>> start Provided records

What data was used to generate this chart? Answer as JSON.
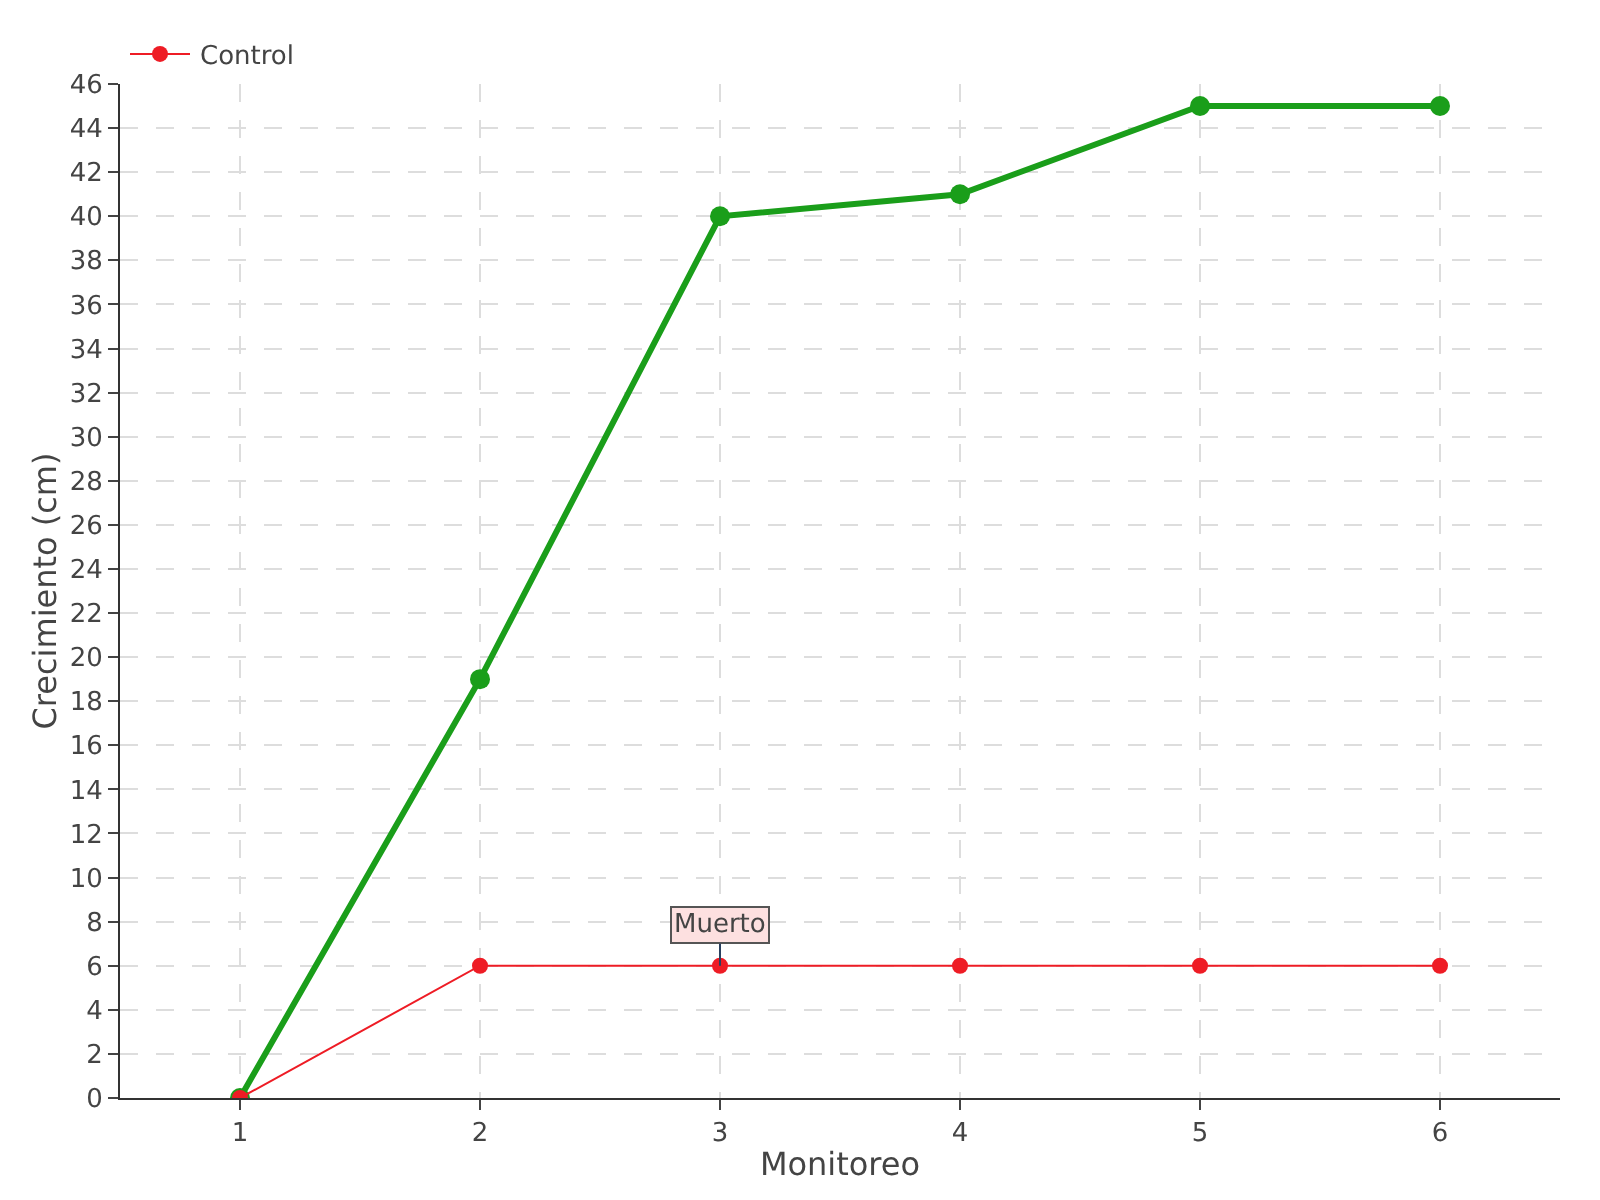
{
  "chart_data": {
    "type": "line",
    "xlabel": "Monitoreo",
    "ylabel": "Crecimiento (cm)",
    "x": [
      1,
      2,
      3,
      4,
      5,
      6
    ],
    "series": [
      {
        "color": "#1a9e1a",
        "values": [
          0,
          19,
          40,
          41,
          45,
          45
        ]
      },
      {
        "name": "Control",
        "color": "#ee1c25",
        "values": [
          0,
          6,
          6,
          6,
          6,
          6
        ]
      }
    ],
    "annotations": [
      {
        "text": "Muerto",
        "x": 3,
        "y": 6
      }
    ],
    "xlim": [
      0.5,
      6.5
    ],
    "xticks": [
      1,
      2,
      3,
      4,
      5,
      6
    ],
    "ylim": [
      0,
      46
    ],
    "yticks": [
      0,
      2,
      4,
      6,
      8,
      10,
      12,
      14,
      16,
      18,
      20,
      22,
      24,
      26,
      28,
      30,
      32,
      34,
      36,
      38,
      40,
      42,
      44,
      46
    ],
    "grid": true,
    "legend": "top left",
    "marker": "circle",
    "line_style": "solid"
  }
}
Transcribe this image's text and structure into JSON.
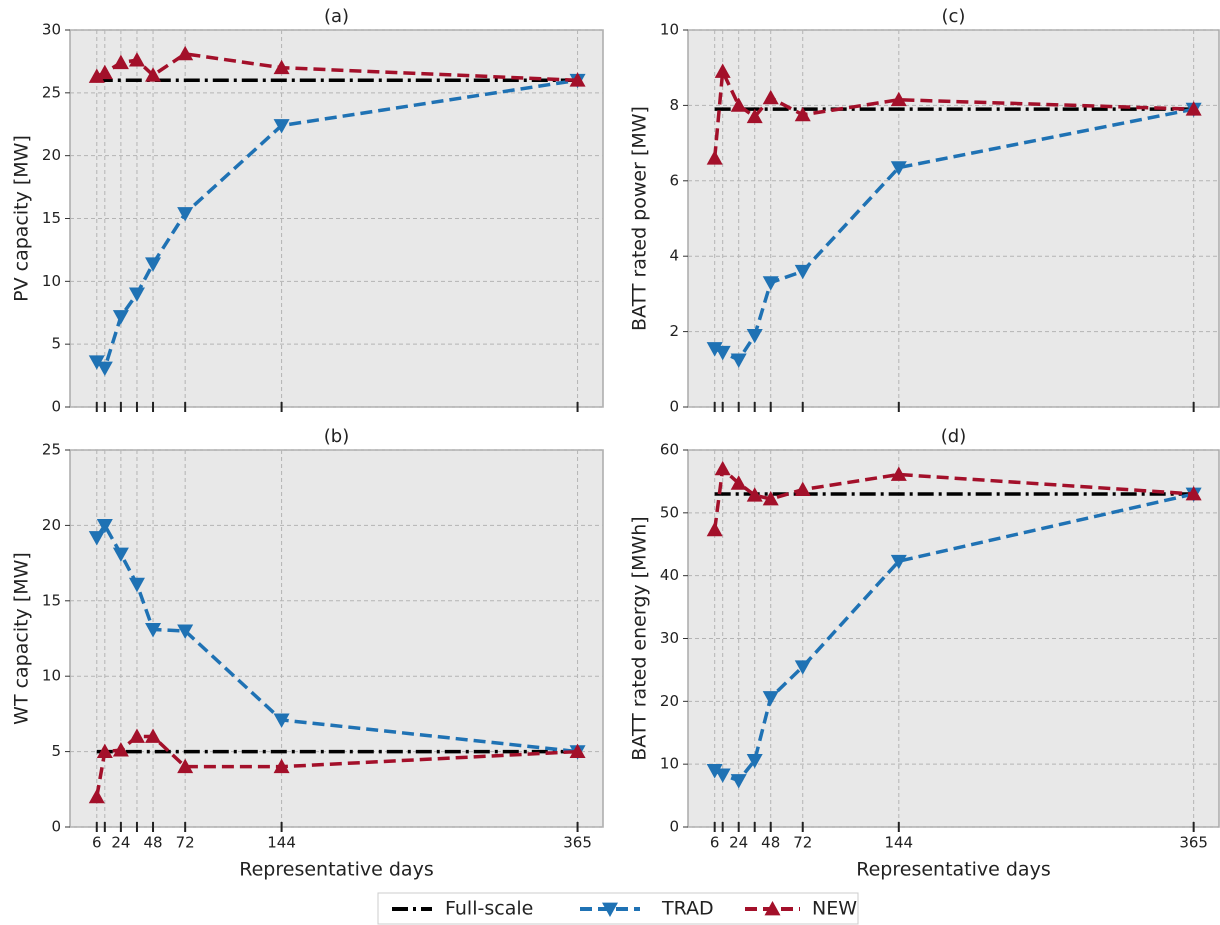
{
  "chart_data": [
    {
      "type": "line",
      "title": "(a)",
      "ylabel": "PV capacity [MW]",
      "x": [
        6,
        12,
        24,
        36,
        48,
        72,
        144,
        365
      ],
      "xlim": [
        -14,
        384
      ],
      "xticks": [
        6,
        24,
        48,
        72,
        144,
        365
      ],
      "minor_xticks": [
        12,
        36
      ],
      "ylim": [
        0,
        30
      ],
      "yticks": [
        0,
        5,
        10,
        15,
        20,
        25,
        30
      ],
      "grid": true,
      "series": [
        {
          "name": "Full-scale",
          "color": "#000000",
          "linestyle": "dashdot",
          "marker": null,
          "values": [
            26,
            26,
            26,
            26,
            26,
            26,
            26,
            26
          ]
        },
        {
          "name": "TRAD",
          "color": "#1f72b4",
          "linestyle": "dashed",
          "marker": "v",
          "values": [
            3.6,
            3.1,
            7.2,
            9.0,
            11.4,
            15.4,
            22.4,
            26.0
          ]
        },
        {
          "name": "NEW",
          "color": "#a3102a",
          "linestyle": "dashed",
          "marker": "^",
          "values": [
            26.3,
            26.6,
            27.4,
            27.6,
            26.4,
            28.1,
            27.0,
            26.0
          ]
        }
      ]
    },
    {
      "type": "line",
      "title": "(b)",
      "ylabel": "WT capacity [MW]",
      "xlabel": "Representative days",
      "x": [
        6,
        12,
        24,
        36,
        48,
        72,
        144,
        365
      ],
      "xlim": [
        -14,
        384
      ],
      "xticks": [
        6,
        24,
        48,
        72,
        144,
        365
      ],
      "minor_xticks": [
        12,
        36
      ],
      "ylim": [
        0,
        25
      ],
      "yticks": [
        0,
        5,
        10,
        15,
        20,
        25
      ],
      "grid": true,
      "series": [
        {
          "name": "Full-scale",
          "color": "#000000",
          "linestyle": "dashdot",
          "marker": null,
          "values": [
            5,
            5,
            5,
            5,
            5,
            5,
            5,
            5
          ]
        },
        {
          "name": "TRAD",
          "color": "#1f72b4",
          "linestyle": "dashed",
          "marker": "v",
          "values": [
            19.2,
            20.0,
            18.1,
            16.1,
            13.1,
            13.0,
            7.1,
            5.0
          ]
        },
        {
          "name": "NEW",
          "color": "#a3102a",
          "linestyle": "dashed",
          "marker": "^",
          "values": [
            2.0,
            5.0,
            5.1,
            6.0,
            6.0,
            4.0,
            4.0,
            5.0
          ]
        }
      ]
    },
    {
      "type": "line",
      "title": "(c)",
      "ylabel": "BATT rated power [MW]",
      "x": [
        6,
        12,
        24,
        36,
        48,
        72,
        144,
        365
      ],
      "xlim": [
        -14,
        384
      ],
      "xticks": [
        6,
        24,
        48,
        72,
        144,
        365
      ],
      "minor_xticks": [
        12,
        36
      ],
      "ylim": [
        0,
        10
      ],
      "yticks": [
        0,
        2,
        4,
        6,
        8,
        10
      ],
      "grid": true,
      "series": [
        {
          "name": "Full-scale",
          "color": "#000000",
          "linestyle": "dashdot",
          "marker": null,
          "values": [
            7.9,
            7.9,
            7.9,
            7.9,
            7.9,
            7.9,
            7.9,
            7.9
          ]
        },
        {
          "name": "TRAD",
          "color": "#1f72b4",
          "linestyle": "dashed",
          "marker": "v",
          "values": [
            1.55,
            1.45,
            1.25,
            1.9,
            3.3,
            3.6,
            6.35,
            7.9
          ]
        },
        {
          "name": "NEW",
          "color": "#a3102a",
          "linestyle": "dashed",
          "marker": "^",
          "values": [
            6.6,
            8.9,
            8.0,
            7.7,
            8.2,
            7.75,
            8.15,
            7.9
          ]
        }
      ]
    },
    {
      "type": "line",
      "title": "(d)",
      "ylabel": "BATT rated energy [MWh]",
      "xlabel": "Representative days",
      "x": [
        6,
        12,
        24,
        36,
        48,
        72,
        144,
        365
      ],
      "xlim": [
        -14,
        384
      ],
      "xticks": [
        6,
        24,
        48,
        72,
        144,
        365
      ],
      "minor_xticks": [
        12,
        36
      ],
      "ylim": [
        0,
        60
      ],
      "yticks": [
        0,
        10,
        20,
        30,
        40,
        50,
        60
      ],
      "grid": true,
      "series": [
        {
          "name": "Full-scale",
          "color": "#000000",
          "linestyle": "dashdot",
          "marker": null,
          "values": [
            53,
            53,
            53,
            53,
            53,
            53,
            53,
            53
          ]
        },
        {
          "name": "TRAD",
          "color": "#1f72b4",
          "linestyle": "dashed",
          "marker": "v",
          "values": [
            9.0,
            8.3,
            7.4,
            10.6,
            20.6,
            25.5,
            42.3,
            53.0
          ]
        },
        {
          "name": "NEW",
          "color": "#a3102a",
          "linestyle": "dashed",
          "marker": "^",
          "values": [
            47.3,
            57.0,
            54.7,
            52.8,
            52.2,
            53.7,
            56.1,
            53.0
          ]
        }
      ]
    }
  ]
}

>> end Provided records

Each entry above is to be written out again unchanged, apart from the pictures, which are left out.

* **Exercise response**
What data was used to generate this chart? Answer as JSON.
{
  "chart_data": {
    "type": "line",
    "xlabel": "Monitoreo",
    "ylabel": "Crecimiento (cm)",
    "x": [
      1,
      2,
      3,
      4,
      5,
      6
    ],
    "series": [
      {
        "color": "#1a9e1a",
        "values": [
          0,
          19,
          40,
          41,
          45,
          45
        ]
      },
      {
        "name": "Control",
        "color": "#ee1c25",
        "values": [
          0,
          6,
          6,
          6,
          6,
          6
        ]
      }
    ],
    "annotations": [
      {
        "text": "Muerto",
        "x": 3,
        "y": 6
      }
    ],
    "xlim": [
      0.5,
      6.5
    ],
    "xticks": [
      1,
      2,
      3,
      4,
      5,
      6
    ],
    "ylim": [
      0,
      46
    ],
    "yticks": [
      0,
      2,
      4,
      6,
      8,
      10,
      12,
      14,
      16,
      18,
      20,
      22,
      24,
      26,
      28,
      30,
      32,
      34,
      36,
      38,
      40,
      42,
      44,
      46
    ],
    "grid": true,
    "legend": "top left",
    "marker": "circle",
    "line_style": "solid"
  }
}
Transcribe this image's text and structure into JSON.
{
  "chart_data": [
    {
      "type": "line",
      "title": "(a)",
      "ylabel": "PV capacity [MW]",
      "x": [
        6,
        12,
        24,
        36,
        48,
        72,
        144,
        365
      ],
      "xlim": [
        -14,
        384
      ],
      "xticks": [
        6,
        24,
        48,
        72,
        144,
        365
      ],
      "minor_xticks": [
        12,
        36
      ],
      "ylim": [
        0,
        30
      ],
      "yticks": [
        0,
        5,
        10,
        15,
        20,
        25,
        30
      ],
      "grid": true,
      "series": [
        {
          "name": "Full-scale",
          "color": "#000000",
          "linestyle": "dashdot",
          "marker": null,
          "values": [
            26,
            26,
            26,
            26,
            26,
            26,
            26,
            26
          ]
        },
        {
          "name": "TRAD",
          "color": "#1f72b4",
          "linestyle": "dashed",
          "marker": "v",
          "values": [
            3.6,
            3.1,
            7.2,
            9.0,
            11.4,
            15.4,
            22.4,
            26.0
          ]
        },
        {
          "name": "NEW",
          "color": "#a3102a",
          "linestyle": "dashed",
          "marker": "^",
          "values": [
            26.3,
            26.6,
            27.4,
            27.6,
            26.4,
            28.1,
            27.0,
            26.0
          ]
        }
      ]
    },
    {
      "type": "line",
      "title": "(b)",
      "ylabel": "WT capacity [MW]",
      "xlabel": "Representative days",
      "x": [
        6,
        12,
        24,
        36,
        48,
        72,
        144,
        365
      ],
      "xlim": [
        -14,
        384
      ],
      "xticks": [
        6,
        24,
        48,
        72,
        144,
        365
      ],
      "minor_xticks": [
        12,
        36
      ],
      "ylim": [
        0,
        25
      ],
      "yticks": [
        0,
        5,
        10,
        15,
        20,
        25
      ],
      "grid": true,
      "series": [
        {
          "name": "Full-scale",
          "color": "#000000",
          "linestyle": "dashdot",
          "marker": null,
          "values": [
            5,
            5,
            5,
            5,
            5,
            5,
            5,
            5
          ]
        },
        {
          "name": "TRAD",
          "color": "#1f72b4",
          "linestyle": "dashed",
          "marker": "v",
          "values": [
            19.2,
            20.0,
            18.1,
            16.1,
            13.1,
            13.0,
            7.1,
            5.0
          ]
        },
        {
          "name": "NEW",
          "color": "#a3102a",
          "linestyle": "dashed",
          "marker": "^",
          "values": [
            2.0,
            5.0,
            5.1,
            6.0,
            6.0,
            4.0,
            4.0,
            5.0
          ]
        }
      ]
    },
    {
      "type": "line",
      "title": "(c)",
      "ylabel": "BATT rated power [MW]",
      "x": [
        6,
        12,
        24,
        36,
        48,
        72,
        144,
        365
      ],
      "xlim": [
        -14,
        384
      ],
      "xticks": [
        6,
        24,
        48,
        72,
        144,
        365
      ],
      "minor_xticks": [
        12,
        36
      ],
      "ylim": [
        0,
        10
      ],
      "yticks": [
        0,
        2,
        4,
        6,
        8,
        10
      ],
      "grid": true,
      "series": [
        {
          "name": "Full-scale",
          "color": "#000000",
          "linestyle": "dashdot",
          "marker": null,
          "values": [
            7.9,
            7.9,
            7.9,
            7.9,
            7.9,
            7.9,
            7.9,
            7.9
          ]
        },
        {
          "name": "TRAD",
          "color": "#1f72b4",
          "linestyle": "dashed",
          "marker": "v",
          "values": [
            1.55,
            1.45,
            1.25,
            1.9,
            3.3,
            3.6,
            6.35,
            7.9
          ]
        },
        {
          "name": "NEW",
          "color": "#a3102a",
          "linestyle": "dashed",
          "marker": "^",
          "values": [
            6.6,
            8.9,
            8.0,
            7.7,
            8.2,
            7.75,
            8.15,
            7.9
          ]
        }
      ]
    },
    {
      "type": "line",
      "title": "(d)",
      "ylabel": "BATT rated energy [MWh]",
      "xlabel": "Representative days",
      "x": [
        6,
        12,
        24,
        36,
        48,
        72,
        144,
        365
      ],
      "xlim": [
        -14,
        384
      ],
      "xticks": [
        6,
        24,
        48,
        72,
        144,
        365
      ],
      "minor_xticks": [
        12,
        36
      ],
      "ylim": [
        0,
        60
      ],
      "yticks": [
        0,
        10,
        20,
        30,
        40,
        50,
        60
      ],
      "grid": true,
      "series": [
        {
          "name": "Full-scale",
          "color": "#000000",
          "linestyle": "dashdot",
          "marker": null,
          "values": [
            53,
            53,
            53,
            53,
            53,
            53,
            53,
            53
          ]
        },
        {
          "name": "TRAD",
          "color": "#1f72b4",
          "linestyle": "dashed",
          "marker": "v",
          "values": [
            9.0,
            8.3,
            7.4,
            10.6,
            20.6,
            25.5,
            42.3,
            53.0
          ]
        },
        {
          "name": "NEW",
          "color": "#a3102a",
          "linestyle": "dashed",
          "marker": "^",
          "values": [
            47.3,
            57.0,
            54.7,
            52.8,
            52.2,
            53.7,
            56.1,
            53.0
          ]
        }
      ]
    }
  ]
}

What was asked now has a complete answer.